-- Provided entries start --
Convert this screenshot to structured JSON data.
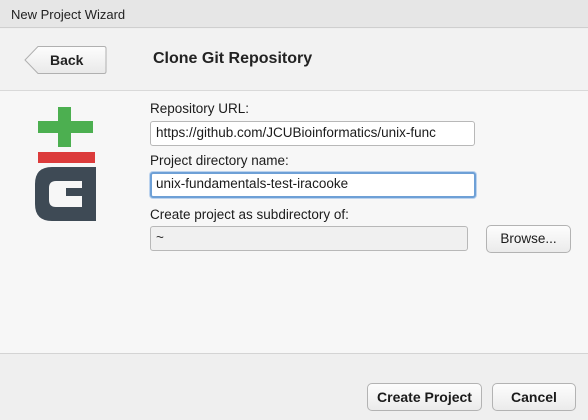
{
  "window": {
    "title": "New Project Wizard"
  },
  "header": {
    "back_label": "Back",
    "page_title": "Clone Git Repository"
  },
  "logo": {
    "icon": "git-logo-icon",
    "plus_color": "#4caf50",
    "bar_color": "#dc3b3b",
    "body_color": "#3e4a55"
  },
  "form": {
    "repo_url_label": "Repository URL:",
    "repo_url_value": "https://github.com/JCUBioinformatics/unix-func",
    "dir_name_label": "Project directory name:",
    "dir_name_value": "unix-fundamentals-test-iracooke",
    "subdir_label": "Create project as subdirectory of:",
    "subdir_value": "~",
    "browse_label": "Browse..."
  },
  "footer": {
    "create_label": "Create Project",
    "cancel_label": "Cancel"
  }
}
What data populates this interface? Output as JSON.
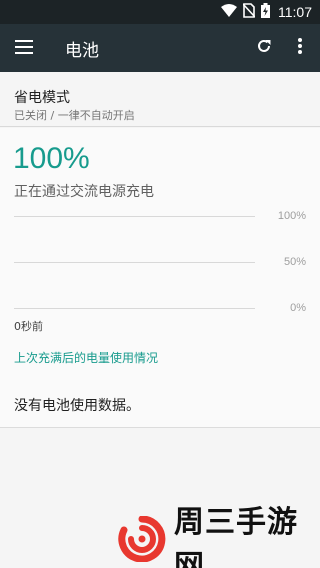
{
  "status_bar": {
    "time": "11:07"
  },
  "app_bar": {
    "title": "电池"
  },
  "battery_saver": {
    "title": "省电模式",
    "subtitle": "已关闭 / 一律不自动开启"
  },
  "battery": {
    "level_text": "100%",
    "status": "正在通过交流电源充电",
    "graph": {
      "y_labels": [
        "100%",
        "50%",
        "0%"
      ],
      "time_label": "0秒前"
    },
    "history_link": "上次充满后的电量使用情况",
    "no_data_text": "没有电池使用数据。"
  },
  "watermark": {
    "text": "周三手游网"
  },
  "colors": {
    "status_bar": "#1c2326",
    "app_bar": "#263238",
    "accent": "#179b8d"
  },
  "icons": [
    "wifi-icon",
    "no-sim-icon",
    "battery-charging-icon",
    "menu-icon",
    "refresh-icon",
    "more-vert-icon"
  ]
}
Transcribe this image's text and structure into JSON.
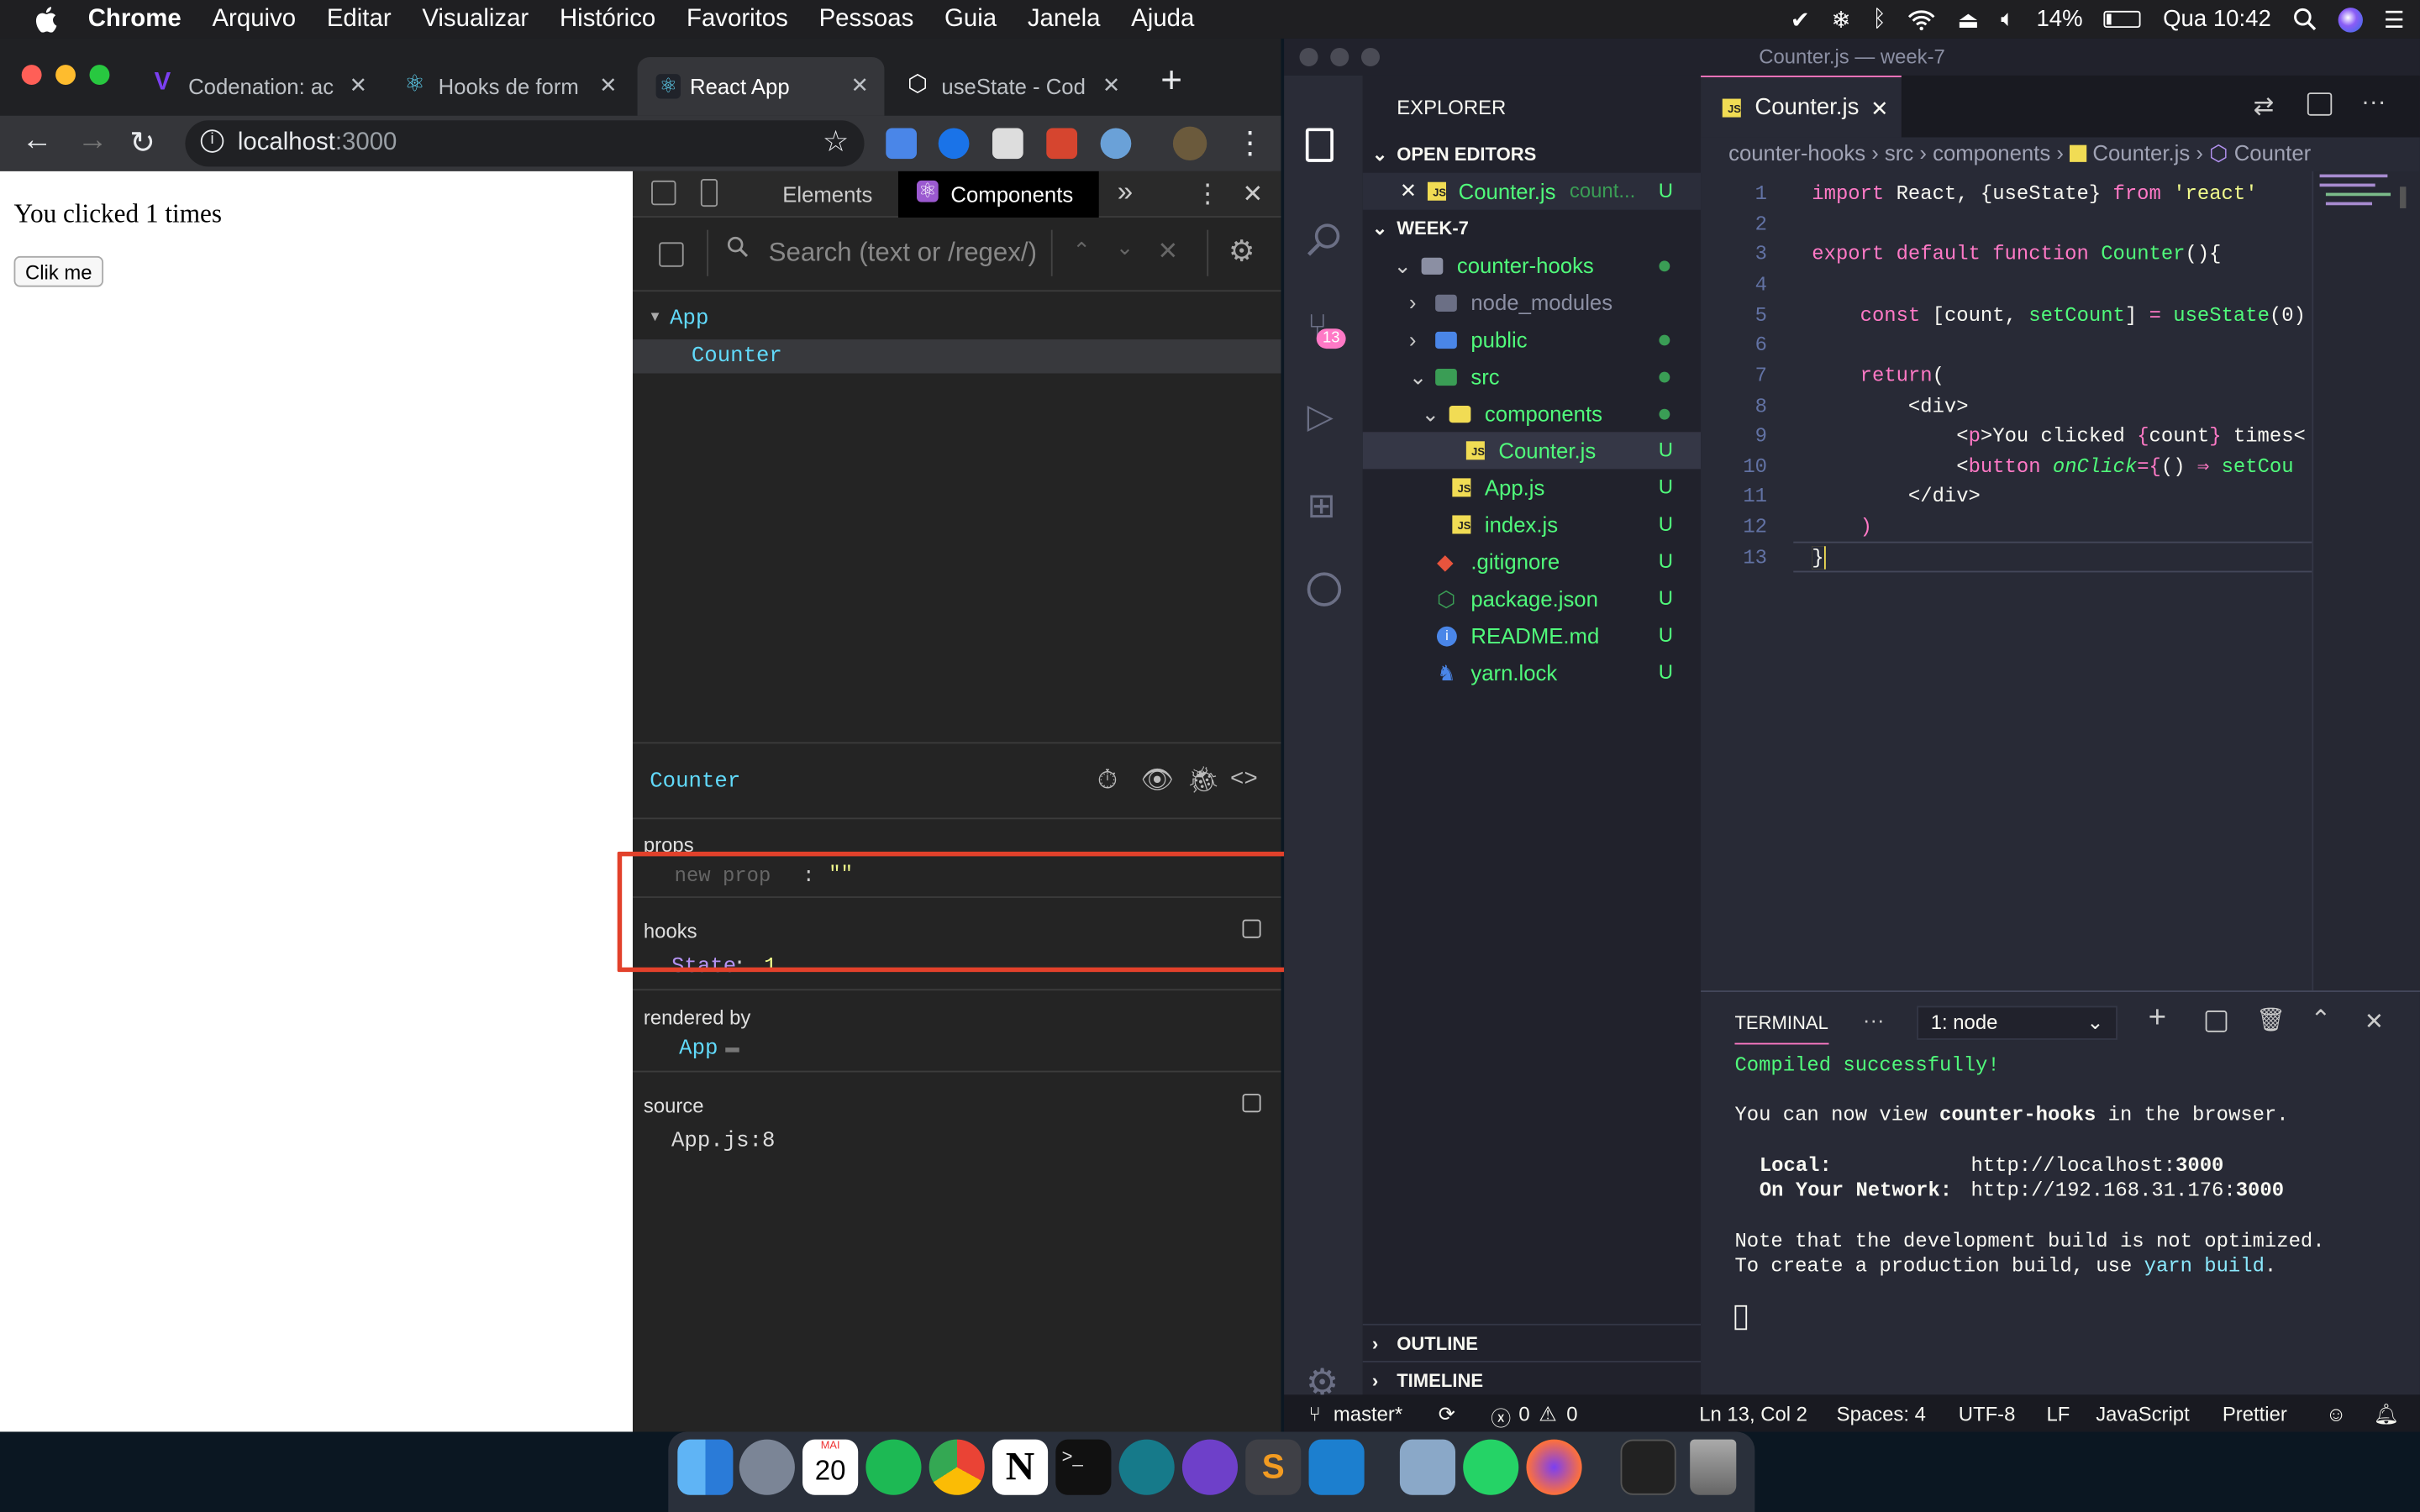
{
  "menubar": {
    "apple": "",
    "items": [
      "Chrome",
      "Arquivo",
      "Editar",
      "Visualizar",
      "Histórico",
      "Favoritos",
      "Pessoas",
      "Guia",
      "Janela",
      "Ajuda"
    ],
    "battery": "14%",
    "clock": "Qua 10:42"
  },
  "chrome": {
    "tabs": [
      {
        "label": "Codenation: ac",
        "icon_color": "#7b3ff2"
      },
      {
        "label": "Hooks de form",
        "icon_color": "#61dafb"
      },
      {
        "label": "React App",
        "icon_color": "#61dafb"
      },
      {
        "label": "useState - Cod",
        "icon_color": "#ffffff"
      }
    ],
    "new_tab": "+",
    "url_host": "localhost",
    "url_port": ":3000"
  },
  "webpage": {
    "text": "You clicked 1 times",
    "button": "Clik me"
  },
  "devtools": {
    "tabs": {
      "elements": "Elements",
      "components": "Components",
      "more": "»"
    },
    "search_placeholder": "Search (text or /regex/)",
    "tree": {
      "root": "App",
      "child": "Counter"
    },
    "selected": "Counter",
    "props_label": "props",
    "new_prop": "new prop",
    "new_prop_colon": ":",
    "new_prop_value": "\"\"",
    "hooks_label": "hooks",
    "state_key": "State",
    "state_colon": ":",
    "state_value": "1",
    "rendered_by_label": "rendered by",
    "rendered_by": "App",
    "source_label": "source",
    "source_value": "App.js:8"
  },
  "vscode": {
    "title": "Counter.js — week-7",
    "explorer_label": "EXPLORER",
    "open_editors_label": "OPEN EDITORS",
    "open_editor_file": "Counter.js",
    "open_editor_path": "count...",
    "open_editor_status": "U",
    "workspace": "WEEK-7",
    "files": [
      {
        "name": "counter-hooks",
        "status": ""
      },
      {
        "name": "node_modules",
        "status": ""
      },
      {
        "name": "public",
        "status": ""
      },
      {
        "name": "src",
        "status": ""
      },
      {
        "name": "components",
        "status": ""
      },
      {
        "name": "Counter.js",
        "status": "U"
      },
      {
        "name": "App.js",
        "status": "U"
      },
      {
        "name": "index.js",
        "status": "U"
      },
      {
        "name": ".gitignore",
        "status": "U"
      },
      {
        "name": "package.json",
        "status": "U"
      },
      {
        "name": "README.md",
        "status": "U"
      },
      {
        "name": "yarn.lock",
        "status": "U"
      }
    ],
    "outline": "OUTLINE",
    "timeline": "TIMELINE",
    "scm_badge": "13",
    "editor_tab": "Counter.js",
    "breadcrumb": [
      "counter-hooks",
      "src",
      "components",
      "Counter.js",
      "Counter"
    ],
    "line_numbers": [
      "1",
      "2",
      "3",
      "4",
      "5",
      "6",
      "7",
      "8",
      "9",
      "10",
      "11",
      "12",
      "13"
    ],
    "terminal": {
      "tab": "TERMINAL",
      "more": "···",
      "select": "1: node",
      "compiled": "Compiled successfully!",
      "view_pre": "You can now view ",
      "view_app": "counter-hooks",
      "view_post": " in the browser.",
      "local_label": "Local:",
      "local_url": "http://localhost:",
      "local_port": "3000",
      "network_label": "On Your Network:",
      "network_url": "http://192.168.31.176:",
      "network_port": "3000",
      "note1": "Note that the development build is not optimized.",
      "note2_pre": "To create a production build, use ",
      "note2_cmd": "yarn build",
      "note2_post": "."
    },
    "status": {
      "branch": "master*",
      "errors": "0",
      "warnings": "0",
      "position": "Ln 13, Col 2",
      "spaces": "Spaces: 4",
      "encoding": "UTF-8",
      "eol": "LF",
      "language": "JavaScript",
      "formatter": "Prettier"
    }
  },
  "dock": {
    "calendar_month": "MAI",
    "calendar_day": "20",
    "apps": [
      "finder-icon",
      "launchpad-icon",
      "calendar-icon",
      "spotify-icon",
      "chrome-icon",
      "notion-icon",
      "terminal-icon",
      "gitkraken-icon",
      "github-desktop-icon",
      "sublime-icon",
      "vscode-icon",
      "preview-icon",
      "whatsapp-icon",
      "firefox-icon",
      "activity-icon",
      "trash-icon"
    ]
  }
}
-- Provided entries end --
-- Provided entries start --
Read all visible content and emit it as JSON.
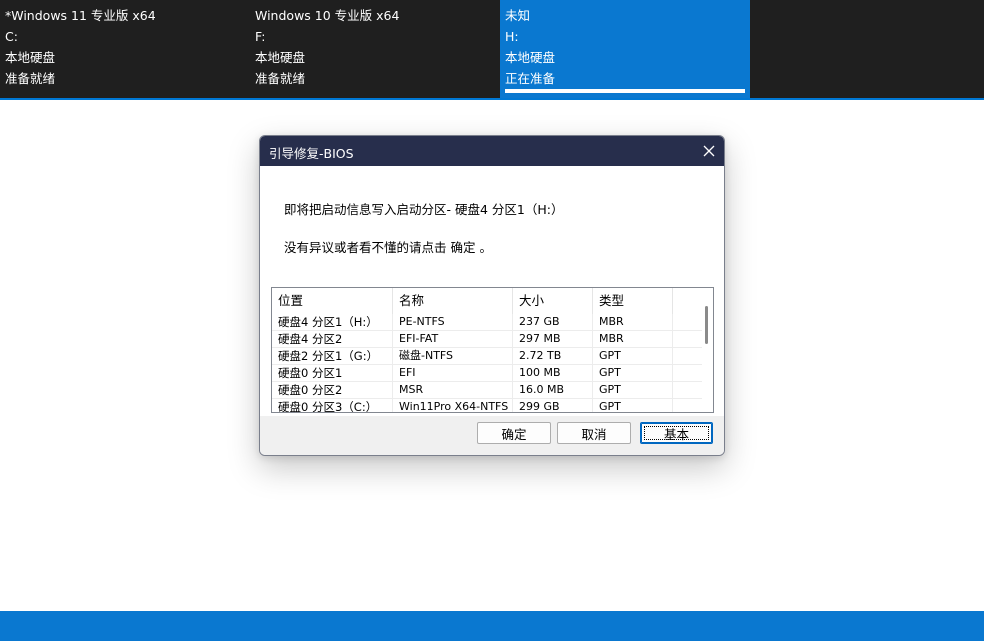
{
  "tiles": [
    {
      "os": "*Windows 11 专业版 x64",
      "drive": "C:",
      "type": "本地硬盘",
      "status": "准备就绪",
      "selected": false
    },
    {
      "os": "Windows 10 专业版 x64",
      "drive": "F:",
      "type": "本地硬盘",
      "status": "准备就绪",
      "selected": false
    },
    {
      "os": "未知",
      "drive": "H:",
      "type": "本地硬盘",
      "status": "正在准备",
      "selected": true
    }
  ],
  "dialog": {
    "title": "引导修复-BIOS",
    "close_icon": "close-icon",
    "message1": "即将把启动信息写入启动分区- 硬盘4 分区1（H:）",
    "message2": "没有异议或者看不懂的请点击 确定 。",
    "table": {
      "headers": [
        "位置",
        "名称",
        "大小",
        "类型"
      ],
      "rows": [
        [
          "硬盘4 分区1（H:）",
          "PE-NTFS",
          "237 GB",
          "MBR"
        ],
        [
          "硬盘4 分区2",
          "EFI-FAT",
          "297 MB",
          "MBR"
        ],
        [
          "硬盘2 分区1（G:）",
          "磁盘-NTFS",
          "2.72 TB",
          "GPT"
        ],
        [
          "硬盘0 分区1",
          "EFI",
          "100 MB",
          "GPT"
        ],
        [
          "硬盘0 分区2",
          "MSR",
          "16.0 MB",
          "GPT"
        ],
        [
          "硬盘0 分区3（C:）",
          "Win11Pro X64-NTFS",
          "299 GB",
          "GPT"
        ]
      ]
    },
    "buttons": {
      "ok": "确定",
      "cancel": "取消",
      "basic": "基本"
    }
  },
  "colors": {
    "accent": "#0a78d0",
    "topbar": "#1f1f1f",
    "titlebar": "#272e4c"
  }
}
-- Provided entries end --
-- Provided entries start --
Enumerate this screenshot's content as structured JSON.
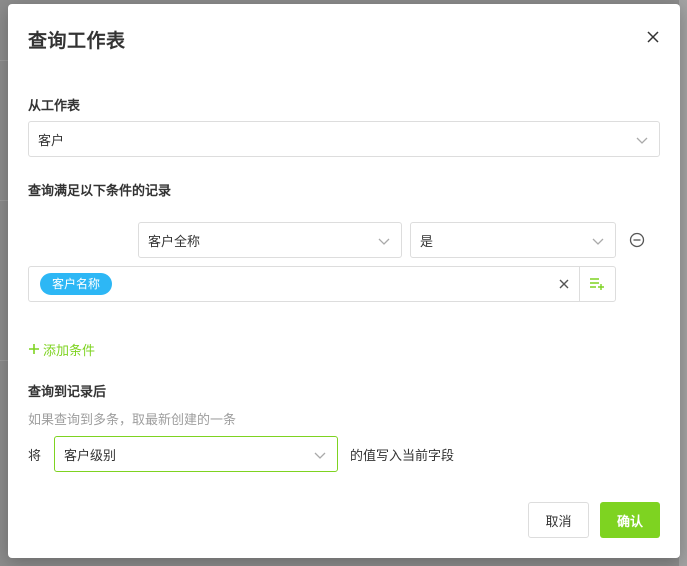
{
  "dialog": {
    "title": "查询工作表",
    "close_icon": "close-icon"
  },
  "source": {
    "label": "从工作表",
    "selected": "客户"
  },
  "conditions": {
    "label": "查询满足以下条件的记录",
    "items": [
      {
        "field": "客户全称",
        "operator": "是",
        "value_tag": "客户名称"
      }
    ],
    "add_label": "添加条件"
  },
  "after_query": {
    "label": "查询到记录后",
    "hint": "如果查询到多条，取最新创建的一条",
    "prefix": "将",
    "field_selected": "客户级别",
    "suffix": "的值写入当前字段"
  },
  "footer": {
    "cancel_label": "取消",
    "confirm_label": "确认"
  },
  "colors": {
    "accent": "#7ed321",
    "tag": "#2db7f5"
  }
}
-- Provided entries end --
▸ Aim
Identify the lines above with the word "unix". Copy them.

▸ Solution to the problem
    "repo_url_value": "https://github.com/JCUBioinformatics/unix-func",
    "dir_name_value": "unix-fundamentals-test-iracooke",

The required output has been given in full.